[Saved entries]

--

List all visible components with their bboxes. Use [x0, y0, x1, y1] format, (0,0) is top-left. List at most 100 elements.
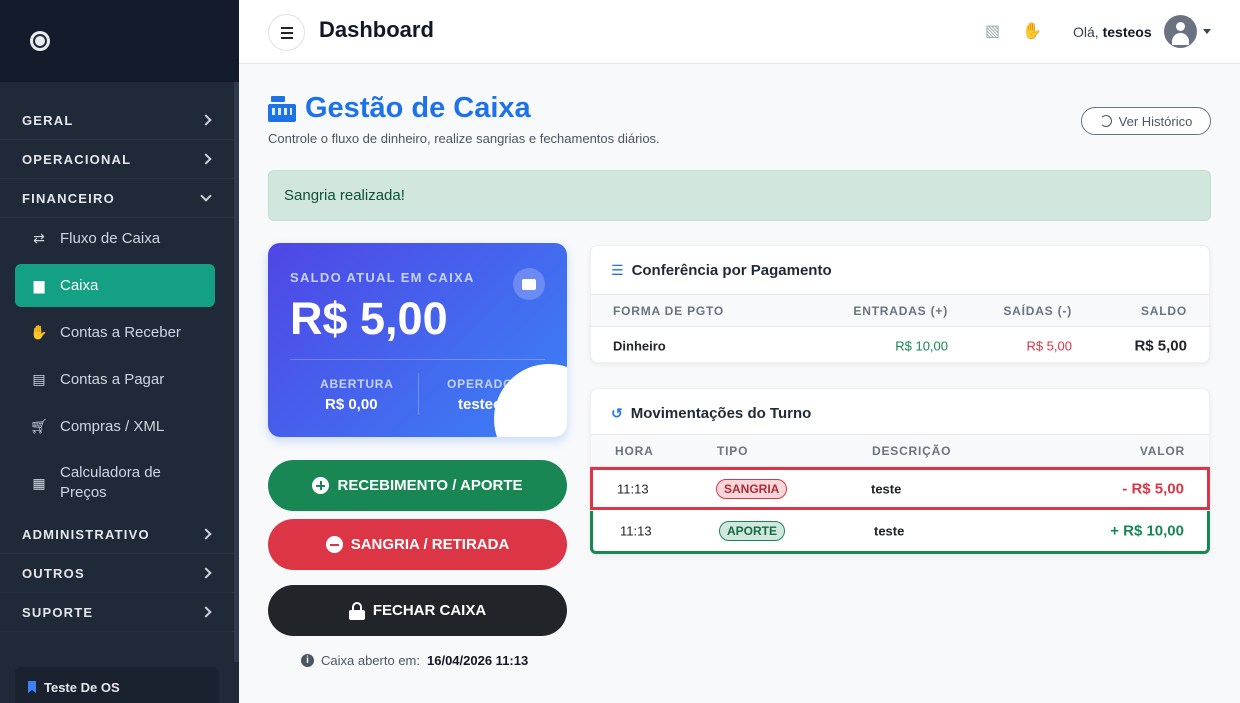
- table-row: 11:13 APORTE teste + R$ 10,00: [590, 511, 1210, 554]
- chevron-right-icon: [200, 528, 212, 540]
- table-header: HORA TIPO DESCRIÇÃO VALOR: [591, 434, 1209, 467]
- company-name: Teste De OS: [44, 679, 120, 695]
- payment-check-card: ☰ Conferência por Pagamento FORMA DE PGT…: [590, 245, 1210, 363]
- chevron-right-icon: [200, 153, 212, 165]
- hand-money-icon: ✋: [30, 324, 48, 340]
- payment-method: Dinheiro: [613, 338, 666, 354]
- history-icon: [1099, 115, 1112, 127]
- nav-section-administrativo[interactable]: ADMINISTRATIVO: [0, 515, 234, 554]
- nav-section-label: GERAL: [22, 112, 74, 128]
- invoice-icon: ▤: [32, 371, 46, 387]
- nav-section-label: ADMINISTRATIVO: [22, 526, 150, 542]
- chevron-down-icon: [200, 190, 212, 202]
- list-check-icon: ☰: [611, 261, 624, 278]
- table-row: Dinheiro R$ 10,00 R$ 5,00 R$ 5,00: [591, 327, 1209, 365]
- sidebar-item-label: Contas a Receber: [60, 324, 181, 341]
- balance-label: SALDO ATUAL EM CAIXA: [290, 270, 475, 285]
- table-header: FORMA DE PGTO ENTRADAS (+) SAÍDAS (-) SA…: [591, 294, 1209, 327]
- opening-label: ABERTURA: [320, 377, 394, 391]
- cash-register-icon: ▆: [33, 277, 45, 293]
- card-header: ☰ Conferência por Pagamento: [591, 246, 1209, 294]
- greeting-text: Olá,: [1073, 24, 1099, 40]
- sidebar-item-label: Calculadora de Preços: [60, 463, 161, 501]
- nav-section-outros[interactable]: OUTROS: [0, 554, 234, 593]
- sidebar-header: [0, 0, 239, 82]
- nav-section-financeiro[interactable]: FINANCEIRO: [0, 179, 234, 218]
- movement-type-badge: SANGRIA: [716, 478, 788, 499]
- caret-down-icon[interactable]: [1203, 29, 1211, 34]
- card-title: Conferência por Pagamento: [631, 261, 832, 279]
- nav-section-geral[interactable]: GERAL: [0, 101, 234, 140]
- movement-time: 11:13: [620, 523, 652, 539]
- balance-value: R$ 5,00: [1134, 337, 1187, 355]
- hamburger-icon-line: [280, 26, 293, 29]
- column-header: ENTRADAS (+): [853, 303, 948, 318]
- column-header: VALOR: [1139, 443, 1185, 458]
- history-icon: ↺: [611, 404, 623, 421]
- balance-value: R$ 5,00: [290, 293, 448, 344]
- nav-section-label: OUTROS: [22, 565, 85, 581]
- divider: [290, 359, 545, 360]
- close-register-label: FECHAR CAIXA: [372, 602, 487, 619]
- lock-icon: [348, 601, 365, 620]
- opened-at: 16/04/2026 11:13: [427, 653, 529, 668]
- sidebar-item-calculadora[interactable]: ▦ Calculadora de Preços: [0, 450, 234, 515]
- withdraw-label: SANGRIA / RETIRADA: [350, 536, 510, 553]
- sidebar-item-contas-a-pagar[interactable]: ▤ Contas a Pagar: [0, 356, 234, 403]
- receive-deposit-button[interactable]: RECEBIMENTO / APORTE: [268, 460, 567, 511]
- decorative-circle: [494, 364, 567, 437]
- success-alert: Sangria realizada!: [268, 170, 1211, 221]
- card-title: Movimentações do Turno: [630, 404, 812, 422]
- sidebar-item-fluxo-de-caixa[interactable]: ⇄ Fluxo de Caixa: [0, 218, 234, 259]
- calculator-icon: ▦: [32, 474, 46, 491]
- sidebar-nav: GERAL OPERACIONAL FINANCEIRO ⇄ Fluxo de …: [0, 101, 234, 632]
- sidebar-item-caixa[interactable]: ▆ Caixa: [15, 264, 215, 307]
- company-badge[interactable]: Teste De OS: [15, 667, 219, 703]
- nav-section-label: OPERACIONAL: [22, 151, 132, 167]
- sidebar-item-label: Caixa: [60, 277, 99, 294]
- wallet-icon: [513, 268, 545, 300]
- movement-description: teste: [874, 523, 905, 539]
- view-history-label: Ver Histórico: [1118, 113, 1193, 129]
- logo-icon[interactable]: [30, 31, 50, 51]
- topbar-shortcuts: ▧ ✋: [985, 21, 1042, 41]
- movement-value: + R$ 10,00: [1110, 522, 1184, 540]
- nav-section-label: FINANCEIRO: [22, 190, 115, 206]
- info-icon: i: [301, 654, 314, 667]
- username: testeos: [1102, 24, 1152, 40]
- column-header: HORA: [615, 443, 654, 458]
- register-opened-info: i Caixa aberto em: 16/04/2026 11:13: [301, 653, 528, 668]
- sidebar-item-contas-a-receber[interactable]: ✋ Contas a Receber: [0, 309, 234, 356]
- column-header: DESCRIÇÃO: [872, 443, 952, 458]
- hamburger-icon-line: [280, 31, 293, 34]
- user-greeting: Olá, testeos: [1073, 24, 1152, 40]
- view-history-button[interactable]: Ver Histórico: [1081, 107, 1211, 135]
- column-header: TIPO: [717, 443, 749, 458]
- avatar[interactable]: [1164, 15, 1197, 48]
- hand-money-icon[interactable]: ✋: [1022, 21, 1042, 41]
- column-header: SAÍDAS (-): [1003, 303, 1072, 318]
- sidebar-item-label: Contas a Pagar: [60, 371, 165, 388]
- close-register-button[interactable]: FECHAR CAIXA: [268, 585, 567, 636]
- menu-toggle-button[interactable]: [268, 14, 305, 51]
- opened-label: Caixa aberto em:: [321, 653, 420, 668]
- minus-circle-icon: [325, 536, 343, 553]
- exits-value: R$ 5,00: [1026, 338, 1072, 354]
- chevron-right-icon: [200, 567, 212, 579]
- sidebar-item-compras-xml[interactable]: 🛒︎ Compras / XML: [0, 403, 234, 450]
- nav-section-suporte[interactable]: SUPORTE: [0, 593, 234, 632]
- invoice-dollar-icon[interactable]: ▧: [985, 21, 1000, 41]
- sidebar-scrollbar[interactable]: [234, 82, 239, 662]
- entries-value: R$ 10,00: [895, 338, 948, 354]
- nav-section-operacional[interactable]: OPERACIONAL: [0, 140, 234, 179]
- balance-card: SALDO ATUAL EM CAIXA R$ 5,00 ABERTURA R$…: [268, 243, 567, 437]
- card-header: ↺ Movimentações do Turno: [591, 389, 1209, 437]
- page-subtitle: Controle o fluxo de dinheiro, realize sa…: [268, 131, 660, 146]
- withdraw-button[interactable]: SANGRIA / RETIRADA: [268, 519, 567, 570]
- bookmark-icon: [28, 681, 36, 693]
- movement-description: teste: [871, 481, 902, 496]
- divider: [418, 373, 419, 415]
- column-header: FORMA DE PGTO: [613, 303, 725, 318]
- table-row: 11:13 SANGRIA teste - R$ 5,00: [590, 467, 1210, 510]
- page-title-text: Gestão de Caixa: [305, 92, 531, 124]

--

Directions for this task:
Rewrite all the items above, changing every "Conferência por Pagamento" to "Conferência por Forma de Pagamento" and keeping everything else the same. Leave out the pictures.

Problem solution:
List all visible components with their bboxes. Use [x0, y0, x1, y1] format, (0,0) is top-left. List at most 100 elements.
- table-row: 11:13 APORTE teste + R$ 10,00: [590, 511, 1210, 554]
- chevron-right-icon: [200, 528, 212, 540]
- table-header: HORA TIPO DESCRIÇÃO VALOR: [591, 434, 1209, 467]
- company-name: Teste De OS: [44, 679, 120, 695]
- payment-check-card: ☰ Conferência por Forma de Pagamento FORMA DE PGT…: [590, 245, 1210, 363]
- chevron-right-icon: [200, 153, 212, 165]
- hand-money-icon: ✋: [30, 324, 48, 340]
- payment-method: Dinheiro: [613, 338, 666, 354]
- history-icon: [1099, 115, 1112, 127]
- nav-section-administrativo[interactable]: ADMINISTRATIVO: [0, 515, 234, 554]
- nav-section-label: GERAL: [22, 112, 74, 128]
- invoice-icon: ▤: [32, 371, 46, 387]
- nav-section-label: ADMINISTRATIVO: [22, 526, 150, 542]
- chevron-down-icon: [200, 190, 212, 202]
- list-check-icon: ☰: [611, 261, 624, 278]
- table-row: Dinheiro R$ 10,00 R$ 5,00 R$ 5,00: [591, 327, 1209, 365]
- sidebar-item-label: Contas a Receber: [60, 324, 181, 341]
- balance-label: SALDO ATUAL EM CAIXA: [290, 270, 475, 285]
- table-header: FORMA DE PGTO ENTRADAS (+) SAÍDAS (-) SA…: [591, 294, 1209, 327]
- opening-label: ABERTURA: [320, 377, 394, 391]
- cash-register-icon: ▆: [33, 277, 45, 293]
- card-header: ☰ Conferência por Forma de Pagamento: [591, 246, 1209, 294]
- greeting-text: Olá,: [1073, 24, 1099, 40]
- sidebar-item-label: Calculadora de Preços: [60, 463, 161, 501]
- nav-section-outros[interactable]: OUTROS: [0, 554, 234, 593]
- sidebar-header: [0, 0, 239, 82]
- nav-section-financeiro[interactable]: FINANCEIRO: [0, 179, 234, 218]
- movement-type-badge: SANGRIA: [716, 478, 788, 499]
- caret-down-icon[interactable]: [1203, 29, 1211, 34]
- card-title: Conferência por Forma de Pagamento: [631, 261, 832, 279]
- nav-section-geral[interactable]: GERAL: [0, 101, 234, 140]
- movement-time: 11:13: [620, 523, 652, 539]
- balance-value: R$ 5,00: [1134, 337, 1187, 355]
- hamburger-icon-line: [280, 26, 293, 29]
- column-header: ENTRADAS (+): [853, 303, 948, 318]
- column-header: VALOR: [1139, 443, 1185, 458]
- history-icon: ↺: [611, 404, 623, 421]
- balance-value: R$ 5,00: [290, 293, 448, 344]
- nav-section-label: OUTROS: [22, 565, 85, 581]
- divider: [290, 359, 545, 360]
- close-register-label: FECHAR CAIXA: [372, 602, 487, 619]
- lock-icon: [348, 601, 365, 620]
- opened-at: 16/04/2026 11:13: [427, 653, 529, 668]
- sidebar-item-calculadora[interactable]: ▦ Calculadora de Preços: [0, 450, 234, 515]
- withdraw-label: SANGRIA / RETIRADA: [350, 536, 510, 553]
- sidebar-item-contas-a-pagar[interactable]: ▤ Contas a Pagar: [0, 356, 234, 403]
- receive-deposit-button[interactable]: RECEBIMENTO / APORTE: [268, 460, 567, 511]
- decorative-circle: [494, 364, 567, 437]
- success-alert: Sangria realizada!: [268, 170, 1211, 221]
- card-title: Movimentações do Turno: [630, 404, 812, 422]
- sidebar-item-fluxo-de-caixa[interactable]: ⇄ Fluxo de Caixa: [0, 218, 234, 259]
- calculator-icon: ▦: [32, 474, 46, 491]
- sidebar-nav: GERAL OPERACIONAL FINANCEIRO ⇄ Fluxo de …: [0, 101, 234, 632]
- sidebar-item-caixa[interactable]: ▆ Caixa: [15, 264, 215, 307]
- company-badge[interactable]: Teste De OS: [15, 667, 219, 703]
- nav-section-label: OPERACIONAL: [22, 151, 132, 167]
- sidebar-item-label: Caixa: [60, 277, 99, 294]
- wallet-icon: [513, 268, 545, 300]
- movement-description: teste: [874, 523, 905, 539]
- view-history-label: Ver Histórico: [1118, 113, 1193, 129]
- logo-icon[interactable]: [30, 31, 50, 51]
- topbar-shortcuts: ▧ ✋: [985, 21, 1042, 41]
- movement-value: + R$ 10,00: [1110, 522, 1184, 540]
- nav-section-label: FINANCEIRO: [22, 190, 115, 206]
- info-icon: i: [301, 654, 314, 667]
- username: testeos: [1102, 24, 1152, 40]
- column-header: HORA: [615, 443, 654, 458]
- register-opened-info: i Caixa aberto em: 16/04/2026 11:13: [301, 653, 528, 668]
- sidebar-item-contas-a-receber[interactable]: ✋ Contas a Receber: [0, 309, 234, 356]
- column-header: DESCRIÇÃO: [872, 443, 952, 458]
- hamburger-icon-line: [280, 31, 293, 34]
- user-greeting: Olá, testeos: [1073, 24, 1152, 40]
- view-history-button[interactable]: Ver Histórico: [1081, 107, 1211, 135]
- column-header: TIPO: [717, 443, 749, 458]
- avatar[interactable]: [1164, 15, 1197, 48]
- hand-money-icon[interactable]: ✋: [1022, 21, 1042, 41]
- column-header: SAÍDAS (-): [1003, 303, 1072, 318]
- sidebar-item-label: Contas a Pagar: [60, 371, 165, 388]
- close-register-button[interactable]: FECHAR CAIXA: [268, 585, 567, 636]
- menu-toggle-button[interactable]: [268, 14, 305, 51]
- opened-label: Caixa aberto em:: [321, 653, 420, 668]
- minus-circle-icon: [325, 536, 343, 553]
- exits-value: R$ 5,00: [1026, 338, 1072, 354]
- chevron-right-icon: [200, 567, 212, 579]
- sidebar-item-compras-xml[interactable]: 🛒︎ Compras / XML: [0, 403, 234, 450]
- nav-section-suporte[interactable]: SUPORTE: [0, 593, 234, 632]
- invoice-dollar-icon[interactable]: ▧: [985, 21, 1000, 41]
- sidebar-scrollbar[interactable]: [234, 82, 239, 662]
- entries-value: R$ 10,00: [895, 338, 948, 354]
- nav-section-operacional[interactable]: OPERACIONAL: [0, 140, 234, 179]
- balance-card: SALDO ATUAL EM CAIXA R$ 5,00 ABERTURA R$…: [268, 243, 567, 437]
- card-header: ↺ Movimentações do Turno: [591, 389, 1209, 437]
- page-subtitle: Controle o fluxo de dinheiro, realize sa…: [268, 131, 660, 146]
- withdraw-button[interactable]: SANGRIA / RETIRADA: [268, 519, 567, 570]
- bookmark-icon: [28, 681, 36, 693]
- movement-description: teste: [871, 481, 902, 496]
- divider: [418, 373, 419, 415]
- column-header: FORMA DE PGTO: [613, 303, 725, 318]
- table-row: 11:13 SANGRIA teste - R$ 5,00: [590, 467, 1210, 510]
- page-title-text: Gestão de Caixa: [305, 92, 531, 124]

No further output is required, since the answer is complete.